Stored data
------

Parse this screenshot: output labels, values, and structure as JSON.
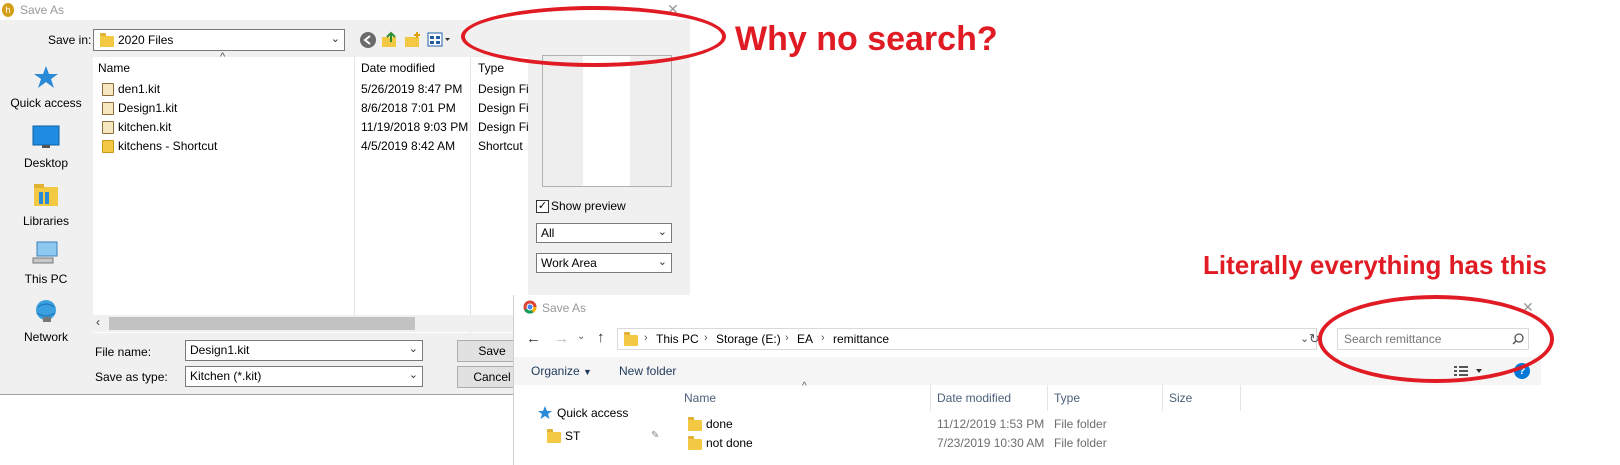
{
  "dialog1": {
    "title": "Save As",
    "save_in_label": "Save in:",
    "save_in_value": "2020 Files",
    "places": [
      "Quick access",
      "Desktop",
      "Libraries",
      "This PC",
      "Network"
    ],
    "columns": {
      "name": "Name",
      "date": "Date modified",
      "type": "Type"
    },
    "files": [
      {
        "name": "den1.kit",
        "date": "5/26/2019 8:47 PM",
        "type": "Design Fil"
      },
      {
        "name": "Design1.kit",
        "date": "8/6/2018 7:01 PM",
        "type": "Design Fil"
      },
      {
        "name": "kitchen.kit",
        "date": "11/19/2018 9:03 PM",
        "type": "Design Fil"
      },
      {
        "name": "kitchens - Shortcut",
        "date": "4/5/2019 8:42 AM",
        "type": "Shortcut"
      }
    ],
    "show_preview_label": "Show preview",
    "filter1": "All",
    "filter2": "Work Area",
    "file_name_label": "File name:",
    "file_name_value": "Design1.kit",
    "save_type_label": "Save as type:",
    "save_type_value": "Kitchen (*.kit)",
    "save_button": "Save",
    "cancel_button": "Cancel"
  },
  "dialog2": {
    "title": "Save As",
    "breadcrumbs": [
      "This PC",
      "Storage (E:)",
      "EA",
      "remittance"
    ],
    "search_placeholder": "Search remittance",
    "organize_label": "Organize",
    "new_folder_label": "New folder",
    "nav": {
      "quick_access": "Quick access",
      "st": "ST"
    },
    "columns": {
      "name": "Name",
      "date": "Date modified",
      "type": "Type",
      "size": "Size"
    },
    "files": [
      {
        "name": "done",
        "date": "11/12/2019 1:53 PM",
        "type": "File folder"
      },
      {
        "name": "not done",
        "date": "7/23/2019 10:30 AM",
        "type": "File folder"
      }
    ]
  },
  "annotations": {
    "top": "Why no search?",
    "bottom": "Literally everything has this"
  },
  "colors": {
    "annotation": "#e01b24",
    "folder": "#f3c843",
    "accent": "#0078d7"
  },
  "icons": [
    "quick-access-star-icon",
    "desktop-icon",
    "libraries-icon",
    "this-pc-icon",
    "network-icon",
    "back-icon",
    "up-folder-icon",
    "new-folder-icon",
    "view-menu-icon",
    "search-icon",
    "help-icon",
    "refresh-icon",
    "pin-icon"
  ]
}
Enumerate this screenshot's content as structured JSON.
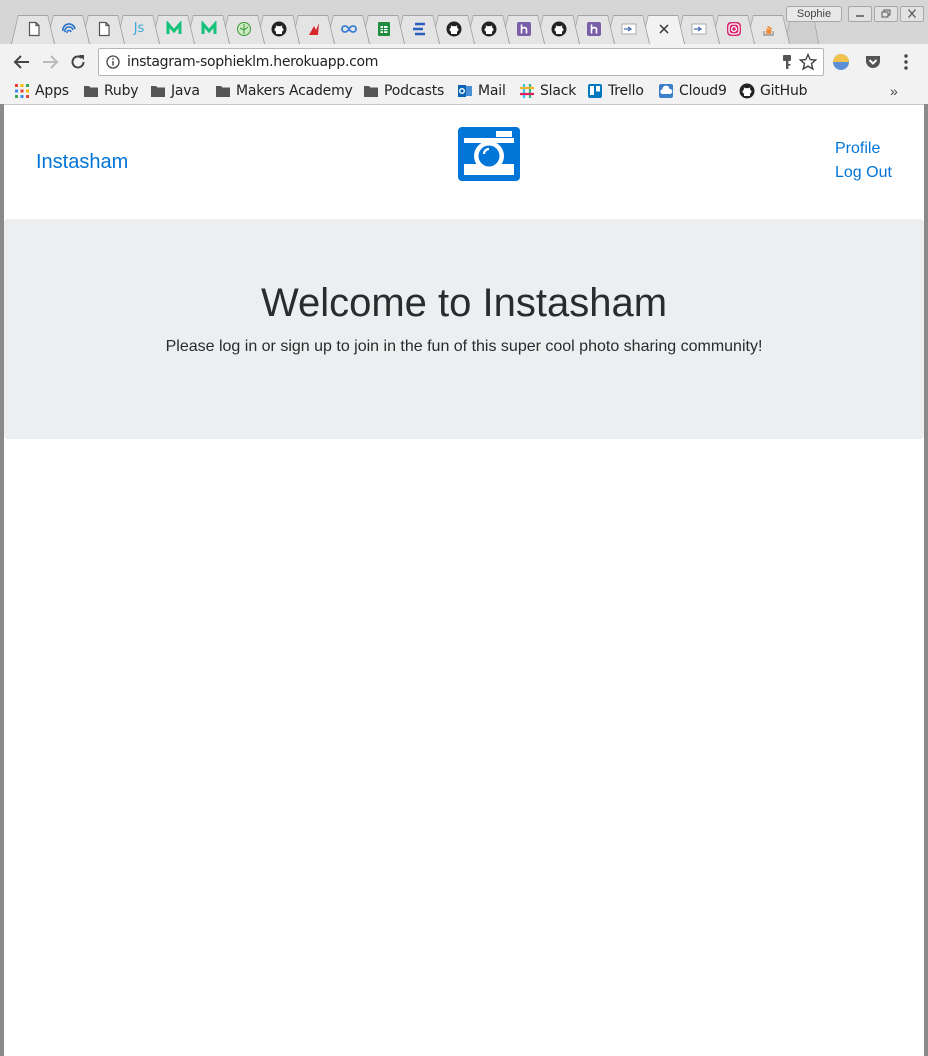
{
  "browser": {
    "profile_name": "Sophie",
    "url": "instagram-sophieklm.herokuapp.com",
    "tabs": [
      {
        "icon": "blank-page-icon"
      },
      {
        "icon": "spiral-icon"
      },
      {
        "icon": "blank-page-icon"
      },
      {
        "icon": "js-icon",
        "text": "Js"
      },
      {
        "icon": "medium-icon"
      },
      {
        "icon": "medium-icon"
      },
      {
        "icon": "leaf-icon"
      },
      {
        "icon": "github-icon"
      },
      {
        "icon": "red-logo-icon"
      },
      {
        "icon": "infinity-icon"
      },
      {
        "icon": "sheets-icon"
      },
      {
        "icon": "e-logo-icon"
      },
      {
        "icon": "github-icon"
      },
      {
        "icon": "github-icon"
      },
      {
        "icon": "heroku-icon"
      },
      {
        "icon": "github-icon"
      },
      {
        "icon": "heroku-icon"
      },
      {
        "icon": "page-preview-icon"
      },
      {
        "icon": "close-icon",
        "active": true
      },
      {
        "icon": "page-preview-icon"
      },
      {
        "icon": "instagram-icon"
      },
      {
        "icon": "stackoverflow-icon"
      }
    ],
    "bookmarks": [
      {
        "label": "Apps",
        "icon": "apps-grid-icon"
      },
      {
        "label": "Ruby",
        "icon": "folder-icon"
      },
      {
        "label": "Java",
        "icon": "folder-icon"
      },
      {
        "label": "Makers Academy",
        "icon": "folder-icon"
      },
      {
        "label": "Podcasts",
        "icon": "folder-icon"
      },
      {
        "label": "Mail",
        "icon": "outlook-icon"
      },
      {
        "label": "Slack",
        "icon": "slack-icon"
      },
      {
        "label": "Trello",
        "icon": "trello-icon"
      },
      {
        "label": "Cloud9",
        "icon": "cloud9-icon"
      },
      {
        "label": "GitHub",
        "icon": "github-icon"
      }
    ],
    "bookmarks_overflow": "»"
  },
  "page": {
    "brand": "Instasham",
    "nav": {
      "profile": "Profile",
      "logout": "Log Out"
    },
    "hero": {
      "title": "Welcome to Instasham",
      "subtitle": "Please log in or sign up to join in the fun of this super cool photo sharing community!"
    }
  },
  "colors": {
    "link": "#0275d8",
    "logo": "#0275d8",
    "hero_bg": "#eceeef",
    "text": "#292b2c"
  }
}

------

## [WRITTEN TASK]
Every record above should be written out again without change, except that the pictures are left out.

## [TASK ANSWER]
Parse this screenshot: output labels, values, and structure as JSON.
{
  "dialog1": {
    "title": "Save As",
    "save_in_label": "Save in:",
    "save_in_value": "2020 Files",
    "places": [
      "Quick access",
      "Desktop",
      "Libraries",
      "This PC",
      "Network"
    ],
    "columns": {
      "name": "Name",
      "date": "Date modified",
      "type": "Type"
    },
    "files": [
      {
        "name": "den1.kit",
        "date": "5/26/2019 8:47 PM",
        "type": "Design Fil"
      },
      {
        "name": "Design1.kit",
        "date": "8/6/2018 7:01 PM",
        "type": "Design Fil"
      },
      {
        "name": "kitchen.kit",
        "date": "11/19/2018 9:03 PM",
        "type": "Design Fil"
      },
      {
        "name": "kitchens - Shortcut",
        "date": "4/5/2019 8:42 AM",
        "type": "Shortcut"
      }
    ],
    "show_preview_label": "Show preview",
    "filter1": "All",
    "filter2": "Work Area",
    "file_name_label": "File name:",
    "file_name_value": "Design1.kit",
    "save_type_label": "Save as type:",
    "save_type_value": "Kitchen (*.kit)",
    "save_button": "Save",
    "cancel_button": "Cancel"
  },
  "dialog2": {
    "title": "Save As",
    "breadcrumbs": [
      "This PC",
      "Storage (E:)",
      "EA",
      "remittance"
    ],
    "search_placeholder": "Search remittance",
    "organize_label": "Organize",
    "new_folder_label": "New folder",
    "nav": {
      "quick_access": "Quick access",
      "st": "ST"
    },
    "columns": {
      "name": "Name",
      "date": "Date modified",
      "type": "Type",
      "size": "Size"
    },
    "files": [
      {
        "name": "done",
        "date": "11/12/2019 1:53 PM",
        "type": "File folder"
      },
      {
        "name": "not done",
        "date": "7/23/2019 10:30 AM",
        "type": "File folder"
      }
    ]
  },
  "annotations": {
    "top": "Why no search?",
    "bottom": "Literally everything has this"
  },
  "colors": {
    "annotation": "#e01b24",
    "folder": "#f3c843",
    "accent": "#0078d7"
  },
  "icons": [
    "quick-access-star-icon",
    "desktop-icon",
    "libraries-icon",
    "this-pc-icon",
    "network-icon",
    "back-icon",
    "up-folder-icon",
    "new-folder-icon",
    "view-menu-icon",
    "search-icon",
    "help-icon",
    "refresh-icon",
    "pin-icon"
  ]
}
Enumerate this screenshot's content as structured JSON.
{
  "browser": {
    "profile_name": "Sophie",
    "url": "instagram-sophieklm.herokuapp.com",
    "tabs": [
      {
        "icon": "blank-page-icon"
      },
      {
        "icon": "spiral-icon"
      },
      {
        "icon": "blank-page-icon"
      },
      {
        "icon": "js-icon",
        "text": "Js"
      },
      {
        "icon": "medium-icon"
      },
      {
        "icon": "medium-icon"
      },
      {
        "icon": "leaf-icon"
      },
      {
        "icon": "github-icon"
      },
      {
        "icon": "red-logo-icon"
      },
      {
        "icon": "infinity-icon"
      },
      {
        "icon": "sheets-icon"
      },
      {
        "icon": "e-logo-icon"
      },
      {
        "icon": "github-icon"
      },
      {
        "icon": "github-icon"
      },
      {
        "icon": "heroku-icon"
      },
      {
        "icon": "github-icon"
      },
      {
        "icon": "heroku-icon"
      },
      {
        "icon": "page-preview-icon"
      },
      {
        "icon": "close-icon",
        "active": true
      },
      {
        "icon": "page-preview-icon"
      },
      {
        "icon": "instagram-icon"
      },
      {
        "icon": "stackoverflow-icon"
      }
    ],
    "bookmarks": [
      {
        "label": "Apps",
        "icon": "apps-grid-icon"
      },
      {
        "label": "Ruby",
        "icon": "folder-icon"
      },
      {
        "label": "Java",
        "icon": "folder-icon"
      },
      {
        "label": "Makers Academy",
        "icon": "folder-icon"
      },
      {
        "label": "Podcasts",
        "icon": "folder-icon"
      },
      {
        "label": "Mail",
        "icon": "outlook-icon"
      },
      {
        "label": "Slack",
        "icon": "slack-icon"
      },
      {
        "label": "Trello",
        "icon": "trello-icon"
      },
      {
        "label": "Cloud9",
        "icon": "cloud9-icon"
      },
      {
        "label": "GitHub",
        "icon": "github-icon"
      }
    ],
    "bookmarks_overflow": "»"
  },
  "page": {
    "brand": "Instasham",
    "nav": {
      "profile": "Profile",
      "logout": "Log Out"
    },
    "hero": {
      "title": "Welcome to Instasham",
      "subtitle": "Please log in or sign up to join in the fun of this super cool photo sharing community!"
    }
  },
  "colors": {
    "link": "#0275d8",
    "logo": "#0275d8",
    "hero_bg": "#eceeef",
    "text": "#292b2c"
  }
}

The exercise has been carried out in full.